DIRECTIONS →
Lines that include the word "Місісвіт" are the ones to copy.
* START *
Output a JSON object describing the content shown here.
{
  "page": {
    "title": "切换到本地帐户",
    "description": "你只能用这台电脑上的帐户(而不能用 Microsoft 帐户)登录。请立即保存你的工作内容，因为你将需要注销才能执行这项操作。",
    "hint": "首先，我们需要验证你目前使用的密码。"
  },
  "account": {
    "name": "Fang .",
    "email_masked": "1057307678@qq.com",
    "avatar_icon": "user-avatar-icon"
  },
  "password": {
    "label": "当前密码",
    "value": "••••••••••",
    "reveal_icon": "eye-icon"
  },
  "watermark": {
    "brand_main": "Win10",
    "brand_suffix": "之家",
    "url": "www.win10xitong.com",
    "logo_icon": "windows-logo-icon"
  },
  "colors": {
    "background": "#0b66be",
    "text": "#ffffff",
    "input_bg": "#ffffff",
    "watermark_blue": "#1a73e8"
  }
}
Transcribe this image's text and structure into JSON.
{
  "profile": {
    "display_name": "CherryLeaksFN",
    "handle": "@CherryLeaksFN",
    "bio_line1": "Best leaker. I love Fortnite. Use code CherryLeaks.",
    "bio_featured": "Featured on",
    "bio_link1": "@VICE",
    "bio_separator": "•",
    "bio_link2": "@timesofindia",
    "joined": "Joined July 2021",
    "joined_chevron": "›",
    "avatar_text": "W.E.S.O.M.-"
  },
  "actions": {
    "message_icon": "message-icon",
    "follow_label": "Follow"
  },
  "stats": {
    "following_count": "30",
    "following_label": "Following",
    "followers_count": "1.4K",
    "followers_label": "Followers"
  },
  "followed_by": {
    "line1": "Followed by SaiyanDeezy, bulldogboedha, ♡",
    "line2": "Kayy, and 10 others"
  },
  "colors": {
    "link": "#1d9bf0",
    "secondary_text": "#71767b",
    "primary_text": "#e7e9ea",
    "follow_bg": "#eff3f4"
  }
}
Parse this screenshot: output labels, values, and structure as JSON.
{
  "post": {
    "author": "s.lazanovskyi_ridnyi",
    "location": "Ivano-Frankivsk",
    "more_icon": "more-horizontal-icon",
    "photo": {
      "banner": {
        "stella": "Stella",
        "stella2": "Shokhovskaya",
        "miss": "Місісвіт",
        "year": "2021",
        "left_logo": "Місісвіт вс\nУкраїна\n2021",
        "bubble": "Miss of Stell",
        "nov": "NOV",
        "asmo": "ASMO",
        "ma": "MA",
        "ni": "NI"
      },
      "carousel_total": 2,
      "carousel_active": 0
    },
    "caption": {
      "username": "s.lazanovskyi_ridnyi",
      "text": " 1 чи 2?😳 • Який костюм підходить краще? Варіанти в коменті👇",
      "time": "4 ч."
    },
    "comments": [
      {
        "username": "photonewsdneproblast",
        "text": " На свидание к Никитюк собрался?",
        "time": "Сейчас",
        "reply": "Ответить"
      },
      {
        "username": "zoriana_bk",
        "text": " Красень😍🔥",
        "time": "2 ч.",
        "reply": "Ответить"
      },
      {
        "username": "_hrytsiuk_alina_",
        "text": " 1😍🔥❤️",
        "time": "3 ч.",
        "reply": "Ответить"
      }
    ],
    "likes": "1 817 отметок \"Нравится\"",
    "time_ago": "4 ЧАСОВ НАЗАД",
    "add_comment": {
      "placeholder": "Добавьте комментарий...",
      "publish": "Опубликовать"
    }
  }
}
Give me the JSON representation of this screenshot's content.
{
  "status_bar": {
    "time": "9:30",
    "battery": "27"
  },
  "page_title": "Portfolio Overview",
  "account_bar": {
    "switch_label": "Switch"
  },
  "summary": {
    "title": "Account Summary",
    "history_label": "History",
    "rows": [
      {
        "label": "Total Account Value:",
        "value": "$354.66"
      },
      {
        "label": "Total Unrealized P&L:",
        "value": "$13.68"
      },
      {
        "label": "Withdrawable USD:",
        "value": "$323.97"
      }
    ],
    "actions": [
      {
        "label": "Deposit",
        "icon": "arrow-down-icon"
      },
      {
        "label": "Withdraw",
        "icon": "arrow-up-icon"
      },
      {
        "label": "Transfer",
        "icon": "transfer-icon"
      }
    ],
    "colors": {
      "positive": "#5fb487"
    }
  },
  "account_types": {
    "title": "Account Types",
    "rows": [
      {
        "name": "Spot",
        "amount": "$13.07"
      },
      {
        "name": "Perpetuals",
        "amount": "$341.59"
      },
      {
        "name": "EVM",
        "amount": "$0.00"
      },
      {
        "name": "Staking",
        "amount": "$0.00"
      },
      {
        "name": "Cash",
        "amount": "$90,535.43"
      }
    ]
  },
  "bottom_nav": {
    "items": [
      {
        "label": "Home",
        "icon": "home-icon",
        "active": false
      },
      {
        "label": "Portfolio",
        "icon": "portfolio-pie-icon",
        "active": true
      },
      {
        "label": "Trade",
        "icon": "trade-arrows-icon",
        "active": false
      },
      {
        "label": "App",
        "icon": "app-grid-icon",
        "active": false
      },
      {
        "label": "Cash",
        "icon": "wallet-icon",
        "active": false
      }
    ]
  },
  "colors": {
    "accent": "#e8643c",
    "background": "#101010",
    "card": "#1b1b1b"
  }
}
* END *
FULL SOLUTION →
        "miss": "Місісвіт",
        "left_logo": "Місісвіт вс\nУкраїна\n2021",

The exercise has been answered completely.